*WHAT THE TASK REQUIRES:* Exactly reproduce each record listed below.

Records about charts and figures:
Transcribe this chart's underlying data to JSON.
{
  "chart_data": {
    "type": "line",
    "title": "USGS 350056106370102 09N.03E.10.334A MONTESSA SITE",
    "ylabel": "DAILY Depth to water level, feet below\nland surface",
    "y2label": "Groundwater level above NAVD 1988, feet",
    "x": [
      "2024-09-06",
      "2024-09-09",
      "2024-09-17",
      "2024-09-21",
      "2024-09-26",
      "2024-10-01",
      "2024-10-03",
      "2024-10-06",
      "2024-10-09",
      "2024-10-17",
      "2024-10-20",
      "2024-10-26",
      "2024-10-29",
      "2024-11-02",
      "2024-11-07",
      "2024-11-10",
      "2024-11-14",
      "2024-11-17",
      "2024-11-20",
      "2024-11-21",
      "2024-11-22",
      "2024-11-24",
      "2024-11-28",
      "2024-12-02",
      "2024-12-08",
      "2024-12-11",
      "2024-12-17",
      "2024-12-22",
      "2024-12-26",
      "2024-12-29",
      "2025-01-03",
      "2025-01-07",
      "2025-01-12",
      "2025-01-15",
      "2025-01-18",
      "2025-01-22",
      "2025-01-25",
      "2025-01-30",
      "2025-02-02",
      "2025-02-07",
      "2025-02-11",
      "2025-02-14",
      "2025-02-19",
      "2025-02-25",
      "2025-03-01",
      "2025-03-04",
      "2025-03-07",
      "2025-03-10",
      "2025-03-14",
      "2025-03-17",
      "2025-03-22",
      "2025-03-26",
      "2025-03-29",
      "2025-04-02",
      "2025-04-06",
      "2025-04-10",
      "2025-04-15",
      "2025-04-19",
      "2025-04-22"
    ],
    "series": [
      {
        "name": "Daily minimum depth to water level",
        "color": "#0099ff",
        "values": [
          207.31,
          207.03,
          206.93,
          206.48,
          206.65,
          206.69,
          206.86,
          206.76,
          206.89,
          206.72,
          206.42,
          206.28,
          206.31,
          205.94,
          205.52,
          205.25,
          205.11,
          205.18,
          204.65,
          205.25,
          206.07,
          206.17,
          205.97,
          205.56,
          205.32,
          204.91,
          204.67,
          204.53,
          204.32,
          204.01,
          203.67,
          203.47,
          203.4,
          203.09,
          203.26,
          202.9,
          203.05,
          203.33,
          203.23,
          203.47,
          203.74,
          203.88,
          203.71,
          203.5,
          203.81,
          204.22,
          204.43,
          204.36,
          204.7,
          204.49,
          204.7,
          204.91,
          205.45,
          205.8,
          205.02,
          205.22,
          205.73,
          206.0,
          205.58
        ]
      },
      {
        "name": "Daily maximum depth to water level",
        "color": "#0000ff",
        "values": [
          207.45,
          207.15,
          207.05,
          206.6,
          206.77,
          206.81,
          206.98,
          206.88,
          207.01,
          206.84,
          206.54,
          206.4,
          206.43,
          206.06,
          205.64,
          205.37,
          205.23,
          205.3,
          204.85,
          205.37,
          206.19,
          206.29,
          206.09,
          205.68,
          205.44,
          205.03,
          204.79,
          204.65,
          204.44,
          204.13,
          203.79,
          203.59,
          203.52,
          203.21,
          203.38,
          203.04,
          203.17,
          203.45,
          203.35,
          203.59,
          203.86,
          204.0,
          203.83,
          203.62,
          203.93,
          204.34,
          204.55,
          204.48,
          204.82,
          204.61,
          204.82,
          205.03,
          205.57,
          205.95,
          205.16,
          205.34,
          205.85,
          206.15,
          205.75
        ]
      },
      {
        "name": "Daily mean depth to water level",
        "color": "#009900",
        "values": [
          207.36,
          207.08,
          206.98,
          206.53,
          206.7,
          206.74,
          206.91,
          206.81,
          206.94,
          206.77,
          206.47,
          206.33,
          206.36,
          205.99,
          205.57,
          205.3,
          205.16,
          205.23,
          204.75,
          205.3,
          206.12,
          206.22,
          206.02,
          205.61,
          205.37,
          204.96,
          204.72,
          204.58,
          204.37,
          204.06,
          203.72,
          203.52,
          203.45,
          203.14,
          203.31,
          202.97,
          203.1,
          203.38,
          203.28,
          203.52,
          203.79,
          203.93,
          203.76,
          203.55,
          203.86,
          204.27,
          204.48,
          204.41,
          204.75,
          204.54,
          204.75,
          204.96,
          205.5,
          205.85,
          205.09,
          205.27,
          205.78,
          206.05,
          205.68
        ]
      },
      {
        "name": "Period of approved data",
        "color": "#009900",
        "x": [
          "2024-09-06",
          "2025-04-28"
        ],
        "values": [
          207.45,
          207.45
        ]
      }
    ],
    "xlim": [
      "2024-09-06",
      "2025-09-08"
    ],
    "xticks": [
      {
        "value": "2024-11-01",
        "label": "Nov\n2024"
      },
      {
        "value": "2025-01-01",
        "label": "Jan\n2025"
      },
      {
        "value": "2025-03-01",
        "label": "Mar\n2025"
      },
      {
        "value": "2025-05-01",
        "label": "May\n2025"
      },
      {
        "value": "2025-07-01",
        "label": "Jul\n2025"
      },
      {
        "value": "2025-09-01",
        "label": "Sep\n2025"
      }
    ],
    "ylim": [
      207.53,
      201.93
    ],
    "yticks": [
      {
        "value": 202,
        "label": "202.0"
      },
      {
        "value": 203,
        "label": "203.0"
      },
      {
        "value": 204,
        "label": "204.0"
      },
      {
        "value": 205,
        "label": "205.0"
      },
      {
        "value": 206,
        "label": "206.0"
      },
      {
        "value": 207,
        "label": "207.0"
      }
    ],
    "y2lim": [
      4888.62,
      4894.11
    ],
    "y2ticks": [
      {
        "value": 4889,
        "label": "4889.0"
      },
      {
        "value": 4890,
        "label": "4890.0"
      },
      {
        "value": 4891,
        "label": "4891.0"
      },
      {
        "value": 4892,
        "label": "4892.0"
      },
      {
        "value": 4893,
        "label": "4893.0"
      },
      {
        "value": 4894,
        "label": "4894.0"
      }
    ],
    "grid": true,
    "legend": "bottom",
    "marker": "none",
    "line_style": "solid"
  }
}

*COMPLETE RESPONSE:*
Transcribe this chart's underlying data to JSON.
{
  "chart_data": {
    "type": "line",
    "title": "USGS 350056106370102 09N.03E.10.334A MONTESSA SITE",
    "ylabel": "DAILY Depth to water level, feet below\nland surface",
    "y2label": "Groundwater level above NAVD 1988, feet",
    "x": [
      "2024-09-06",
      "2024-09-09",
      "2024-09-17",
      "2024-09-21",
      "2024-09-26",
      "2024-10-01",
      "2024-10-03",
      "2024-10-06",
      "2024-10-09",
      "2024-10-17",
      "2024-10-20",
      "2024-10-26",
      "2024-10-29",
      "2024-11-02",
      "2024-11-07",
      "2024-11-10",
      "2024-11-14",
      "2024-11-17",
      "2024-11-20",
      "2024-11-21",
      "2024-11-22",
      "2024-11-24",
      "2024-11-28",
      "2024-12-02",
      "2024-12-08",
      "2024-12-11",
      "2024-12-17",
      "2024-12-22",
      "2024-12-26",
      "2024-12-29",
      "2025-01-03",
      "2025-01-07",
      "2025-01-12",
      "2025-01-15",
      "2025-01-18",
      "2025-01-22",
      "2025-01-25",
      "2025-01-30",
      "2025-02-02",
      "2025-02-07",
      "2025-02-11",
      "2025-02-14",
      "2025-02-19",
      "2025-02-25",
      "2025-03-01",
      "2025-03-04",
      "2025-03-07",
      "2025-03-10",
      "2025-03-14",
      "2025-03-17",
      "2025-03-22",
      "2025-03-26",
      "2025-03-29",
      "2025-04-02",
      "2025-04-06",
      "2025-04-10",
      "2025-04-15",
      "2025-04-19",
      "2025-04-22"
    ],
    "series": [
      {
        "name": "Daily minimum depth to water level",
        "color": "#0099ff",
        "values": [
          207.31,
          207.03,
          206.93,
          206.48,
          206.65,
          206.69,
          206.86,
          206.76,
          206.89,
          206.72,
          206.42,
          206.28,
          206.31,
          205.94,
          205.52,
          205.25,
          205.11,
          205.18,
          204.65,
          205.25,
          206.07,
          206.17,
          205.97,
          205.56,
          205.32,
          204.91,
          204.67,
          204.53,
          204.32,
          204.01,
          203.67,
          203.47,
          203.4,
          203.09,
          203.26,
          202.9,
          203.05,
          203.33,
          203.23,
          203.47,
          203.74,
          203.88,
          203.71,
          203.5,
          203.81,
          204.22,
          204.43,
          204.36,
          204.7,
          204.49,
          204.7,
          204.91,
          205.45,
          205.8,
          205.02,
          205.22,
          205.73,
          206.0,
          205.58
        ]
      },
      {
        "name": "Daily maximum depth to water level",
        "color": "#0000ff",
        "values": [
          207.45,
          207.15,
          207.05,
          206.6,
          206.77,
          206.81,
          206.98,
          206.88,
          207.01,
          206.84,
          206.54,
          206.4,
          206.43,
          206.06,
          205.64,
          205.37,
          205.23,
          205.3,
          204.85,
          205.37,
          206.19,
          206.29,
          206.09,
          205.68,
          205.44,
          205.03,
          204.79,
          204.65,
          204.44,
          204.13,
          203.79,
          203.59,
          203.52,
          203.21,
          203.38,
          203.04,
          203.17,
          203.45,
          203.35,
          203.59,
          203.86,
          204.0,
          203.83,
          203.62,
          203.93,
          204.34,
          204.55,
          204.48,
          204.82,
          204.61,
          204.82,
          205.03,
          205.57,
          205.95,
          205.16,
          205.34,
          205.85,
          206.15,
          205.75
        ]
      },
      {
        "name": "Daily mean depth to water level",
        "color": "#009900",
        "values": [
          207.36,
          207.08,
          206.98,
          206.53,
          206.7,
          206.74,
          206.91,
          206.81,
          206.94,
          206.77,
          206.47,
          206.33,
          206.36,
          205.99,
          205.57,
          205.3,
          205.16,
          205.23,
          204.75,
          205.3,
          206.12,
          206.22,
          206.02,
          205.61,
          205.37,
          204.96,
          204.72,
          204.58,
          204.37,
          204.06,
          203.72,
          203.52,
          203.45,
          203.14,
          203.31,
          202.97,
          203.1,
          203.38,
          203.28,
          203.52,
          203.79,
          203.93,
          203.76,
          203.55,
          203.86,
          204.27,
          204.48,
          204.41,
          204.75,
          204.54,
          204.75,
          204.96,
          205.5,
          205.85,
          205.09,
          205.27,
          205.78,
          206.05,
          205.68
        ]
      },
      {
        "name": "Period of approved data",
        "color": "#009900",
        "x": [
          "2024-09-06",
          "2025-04-28"
        ],
        "values": [
          207.45,
          207.45
        ]
      }
    ],
    "xlim": [
      "2024-09-06",
      "2025-09-08"
    ],
    "xticks": [
      {
        "value": "2024-11-01",
        "label": "Nov\n2024"
      },
      {
        "value": "2025-01-01",
        "label": "Jan\n2025"
      },
      {
        "value": "2025-03-01",
        "label": "Mar\n2025"
      },
      {
        "value": "2025-05-01",
        "label": "May\n2025"
      },
      {
        "value": "2025-07-01",
        "label": "Jul\n2025"
      },
      {
        "value": "2025-09-01",
        "label": "Sep\n2025"
      }
    ],
    "ylim": [
      207.53,
      201.93
    ],
    "yticks": [
      {
        "value": 202,
        "label": "202.0"
      },
      {
        "value": 203,
        "label": "203.0"
      },
      {
        "value": 204,
        "label": "204.0"
      },
      {
        "value": 205,
        "label": "205.0"
      },
      {
        "value": 206,
        "label": "206.0"
      },
      {
        "value": 207,
        "label": "207.0"
      }
    ],
    "y2lim": [
      4888.62,
      4894.11
    ],
    "y2ticks": [
      {
        "value": 4889,
        "label": "4889.0"
      },
      {
        "value": 4890,
        "label": "4890.0"
      },
      {
        "value": 4891,
        "label": "4891.0"
      },
      {
        "value": 4892,
        "label": "4892.0"
      },
      {
        "value": 4893,
        "label": "4893.0"
      },
      {
        "value": 4894,
        "label": "4894.0"
      }
    ],
    "grid": true,
    "legend": "bottom",
    "marker": "none",
    "line_style": "solid"
  }
}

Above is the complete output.